El tiroteo continuó: un sargento derribado por la onda expansiva logró ponerse en pie y, al echarse a correr hacia delante otra vez, estalló una segunda granada que le arrancó de las manos la escopeta, y de la muñeca, el reloj de submarinismo. Cuando se puso en pie y se notó mareado, le pidió a un sanitario que le diera un bofetón; por fortuna funcionó. Los restos de la compañía tardaron quince minutos en abrirse paso a través de Dong Huan, a expensas de sufrir bajas casi a cada paso, por los soldados enemigos que saltaban de los hoyos que dejaban atrás sin detectar. «Joder, había gooks muertos por todas partes», dijo el sargento Joe Jones, un negro colosal que asumió el mando de una sección cuando el teniente resultó herido. «Y marines heridos … Para entonces todo el mundo estaba mezclado, los distintos pelotones de las distintas secciones mezclados por todo el puto pueblo.» El teniente Carl Gibson, que iba un metro por detrás de Prescott cuando llegaron al extremo sur del poblado, cayó muerto de un balazo en la cabeza. Hacía un mes que se había casado y llevaba diez días en Vietnam.

# # # #

DETALLES DE LA TAREA
Cita completo y sin ningún cambio el pasaje sobre el combate en Dong Huan.

MATERIAL PROPORCIONADO
# # # #

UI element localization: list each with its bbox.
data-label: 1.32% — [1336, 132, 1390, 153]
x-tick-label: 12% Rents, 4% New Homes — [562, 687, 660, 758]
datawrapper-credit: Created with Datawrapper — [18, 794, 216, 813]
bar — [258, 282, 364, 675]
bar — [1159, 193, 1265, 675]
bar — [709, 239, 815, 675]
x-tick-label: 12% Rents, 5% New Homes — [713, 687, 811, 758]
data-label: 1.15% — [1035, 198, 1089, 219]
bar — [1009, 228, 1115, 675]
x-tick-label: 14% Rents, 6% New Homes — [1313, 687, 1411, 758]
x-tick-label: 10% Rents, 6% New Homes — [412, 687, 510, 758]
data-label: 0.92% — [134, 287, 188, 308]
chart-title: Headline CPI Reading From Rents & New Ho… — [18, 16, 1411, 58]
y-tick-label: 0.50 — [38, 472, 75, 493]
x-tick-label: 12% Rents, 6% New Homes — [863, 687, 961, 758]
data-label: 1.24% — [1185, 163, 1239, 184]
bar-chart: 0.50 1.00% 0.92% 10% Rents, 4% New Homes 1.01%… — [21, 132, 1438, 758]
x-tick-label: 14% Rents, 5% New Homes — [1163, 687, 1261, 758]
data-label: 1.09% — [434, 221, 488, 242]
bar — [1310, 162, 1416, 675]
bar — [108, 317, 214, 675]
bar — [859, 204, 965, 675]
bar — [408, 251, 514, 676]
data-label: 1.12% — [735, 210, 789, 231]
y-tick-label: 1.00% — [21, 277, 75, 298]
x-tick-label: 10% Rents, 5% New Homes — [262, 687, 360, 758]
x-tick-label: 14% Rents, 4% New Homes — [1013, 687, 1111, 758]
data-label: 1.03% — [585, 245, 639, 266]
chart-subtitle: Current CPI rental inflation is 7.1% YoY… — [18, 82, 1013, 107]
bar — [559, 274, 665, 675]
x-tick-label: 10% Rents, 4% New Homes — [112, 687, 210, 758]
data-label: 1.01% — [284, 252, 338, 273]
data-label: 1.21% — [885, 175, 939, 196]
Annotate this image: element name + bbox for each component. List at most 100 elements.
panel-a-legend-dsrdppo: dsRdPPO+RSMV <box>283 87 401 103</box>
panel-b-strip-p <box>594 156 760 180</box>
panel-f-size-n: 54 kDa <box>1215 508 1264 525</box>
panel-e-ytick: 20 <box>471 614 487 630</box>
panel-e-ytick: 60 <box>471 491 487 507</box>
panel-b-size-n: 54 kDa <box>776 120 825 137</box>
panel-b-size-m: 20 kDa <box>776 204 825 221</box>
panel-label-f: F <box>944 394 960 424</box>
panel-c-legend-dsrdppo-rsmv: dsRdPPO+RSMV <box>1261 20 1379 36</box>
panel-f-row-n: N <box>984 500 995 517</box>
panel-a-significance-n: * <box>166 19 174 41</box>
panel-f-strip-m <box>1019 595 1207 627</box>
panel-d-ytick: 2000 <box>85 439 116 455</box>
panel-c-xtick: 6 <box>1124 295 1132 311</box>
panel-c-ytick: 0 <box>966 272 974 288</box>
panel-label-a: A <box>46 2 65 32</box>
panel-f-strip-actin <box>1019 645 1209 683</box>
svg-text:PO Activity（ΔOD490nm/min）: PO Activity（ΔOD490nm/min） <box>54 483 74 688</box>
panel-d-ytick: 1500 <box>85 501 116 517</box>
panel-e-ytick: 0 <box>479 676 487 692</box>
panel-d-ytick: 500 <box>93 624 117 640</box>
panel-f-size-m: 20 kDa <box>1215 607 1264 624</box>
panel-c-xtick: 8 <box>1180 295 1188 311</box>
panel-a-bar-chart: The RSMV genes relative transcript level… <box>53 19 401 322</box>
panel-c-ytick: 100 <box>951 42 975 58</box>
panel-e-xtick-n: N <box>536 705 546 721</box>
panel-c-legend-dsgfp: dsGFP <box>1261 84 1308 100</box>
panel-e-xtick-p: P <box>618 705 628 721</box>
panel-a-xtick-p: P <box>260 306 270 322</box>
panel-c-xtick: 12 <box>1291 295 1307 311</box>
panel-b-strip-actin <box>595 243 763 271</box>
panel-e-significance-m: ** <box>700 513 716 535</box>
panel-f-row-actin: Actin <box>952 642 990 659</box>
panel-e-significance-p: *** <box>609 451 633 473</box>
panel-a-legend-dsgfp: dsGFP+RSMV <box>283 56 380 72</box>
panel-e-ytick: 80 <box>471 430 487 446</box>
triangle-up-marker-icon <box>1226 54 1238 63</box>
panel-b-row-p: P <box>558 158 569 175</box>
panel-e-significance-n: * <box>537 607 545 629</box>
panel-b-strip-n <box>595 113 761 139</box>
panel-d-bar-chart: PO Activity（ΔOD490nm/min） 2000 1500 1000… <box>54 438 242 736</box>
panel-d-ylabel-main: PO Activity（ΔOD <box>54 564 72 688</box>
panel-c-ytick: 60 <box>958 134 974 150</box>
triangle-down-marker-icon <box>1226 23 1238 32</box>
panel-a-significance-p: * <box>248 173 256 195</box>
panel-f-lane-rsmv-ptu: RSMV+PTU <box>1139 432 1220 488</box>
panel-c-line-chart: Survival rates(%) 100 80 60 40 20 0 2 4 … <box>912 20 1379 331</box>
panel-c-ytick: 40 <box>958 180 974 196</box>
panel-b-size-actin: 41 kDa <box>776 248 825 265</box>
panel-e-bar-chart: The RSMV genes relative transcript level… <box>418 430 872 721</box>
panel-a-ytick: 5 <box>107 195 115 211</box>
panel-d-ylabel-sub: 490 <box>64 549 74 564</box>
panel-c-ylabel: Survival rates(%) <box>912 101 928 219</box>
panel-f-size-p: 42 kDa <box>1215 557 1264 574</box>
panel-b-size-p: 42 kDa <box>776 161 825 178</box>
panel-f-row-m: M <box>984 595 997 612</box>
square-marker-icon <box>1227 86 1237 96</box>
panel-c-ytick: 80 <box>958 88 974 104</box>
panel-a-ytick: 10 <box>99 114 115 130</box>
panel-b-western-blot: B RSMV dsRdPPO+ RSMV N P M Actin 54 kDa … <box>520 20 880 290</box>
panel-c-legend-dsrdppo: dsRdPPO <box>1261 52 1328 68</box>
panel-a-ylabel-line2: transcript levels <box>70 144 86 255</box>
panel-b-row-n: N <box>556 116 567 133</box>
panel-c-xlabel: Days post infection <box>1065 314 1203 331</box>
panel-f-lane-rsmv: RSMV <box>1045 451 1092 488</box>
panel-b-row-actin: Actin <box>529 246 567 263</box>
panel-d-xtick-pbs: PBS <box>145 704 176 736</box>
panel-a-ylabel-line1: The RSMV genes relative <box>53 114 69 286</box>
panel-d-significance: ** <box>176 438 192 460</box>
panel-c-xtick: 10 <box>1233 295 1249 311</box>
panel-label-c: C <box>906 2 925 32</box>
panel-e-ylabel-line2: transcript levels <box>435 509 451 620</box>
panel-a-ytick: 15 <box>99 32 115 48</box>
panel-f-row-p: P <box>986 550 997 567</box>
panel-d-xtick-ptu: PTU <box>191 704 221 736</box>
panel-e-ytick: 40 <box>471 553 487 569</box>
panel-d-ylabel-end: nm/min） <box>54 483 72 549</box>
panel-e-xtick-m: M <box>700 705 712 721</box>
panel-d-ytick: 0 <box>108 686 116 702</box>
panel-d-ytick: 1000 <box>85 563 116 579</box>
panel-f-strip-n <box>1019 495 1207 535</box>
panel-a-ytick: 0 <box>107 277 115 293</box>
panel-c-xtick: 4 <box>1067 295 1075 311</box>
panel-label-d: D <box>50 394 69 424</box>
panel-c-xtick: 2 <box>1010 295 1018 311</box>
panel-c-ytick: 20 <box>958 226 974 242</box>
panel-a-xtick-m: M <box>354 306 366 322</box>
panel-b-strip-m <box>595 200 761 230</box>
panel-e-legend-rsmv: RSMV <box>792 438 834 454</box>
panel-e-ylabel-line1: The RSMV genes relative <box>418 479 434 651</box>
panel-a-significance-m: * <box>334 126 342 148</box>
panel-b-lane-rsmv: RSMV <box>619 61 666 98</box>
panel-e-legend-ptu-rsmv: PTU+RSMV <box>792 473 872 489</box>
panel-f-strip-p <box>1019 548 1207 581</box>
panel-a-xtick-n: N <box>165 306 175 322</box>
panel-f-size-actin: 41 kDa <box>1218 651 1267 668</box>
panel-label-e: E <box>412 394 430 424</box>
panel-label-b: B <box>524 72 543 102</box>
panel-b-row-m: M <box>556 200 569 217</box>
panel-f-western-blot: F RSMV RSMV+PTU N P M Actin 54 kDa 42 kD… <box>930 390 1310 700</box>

# # # #

RESPUESTA DEL EJERCICIO
El tiroteo continuó: un sargento derribado por la onda expansiva logró ponerse en pie y, al echarse a correr hacia delante otra vez, estalló una segunda granada que le arrancó de las manos la escopeta, y de la muñeca, el reloj de submarinismo. Cuando se puso en pie y se notó mareado, le pidió a un sanitario que le diera un bofetón; por fortuna funcionó. Los restos de la compañía tardaron quince minutos en abrirse paso a través de Dong Huan, a expensas de sufrir bajas casi a cada paso, por los soldados enemigos que saltaban de los hoyos que dejaban atrás sin detectar. «Joder, había gooks muertos por todas partes», dijo el sargento Joe Jones, un negro colosal que asumió el mando de una sección cuando el teniente resultó herido. «Y marines heridos … Para entonces todo el mundo estaba mezclado, los distintos pelotones de las distintas secciones mezclados por todo el puto pueblo.» El teniente Carl Gibson, que iba un metro por detrás de Prescott cuando llegaron al extremo sur del poblado, cayó muerto de un balazo en la cabeza. Hacía un mes que se había casado y llevaba diez días en Vietnam.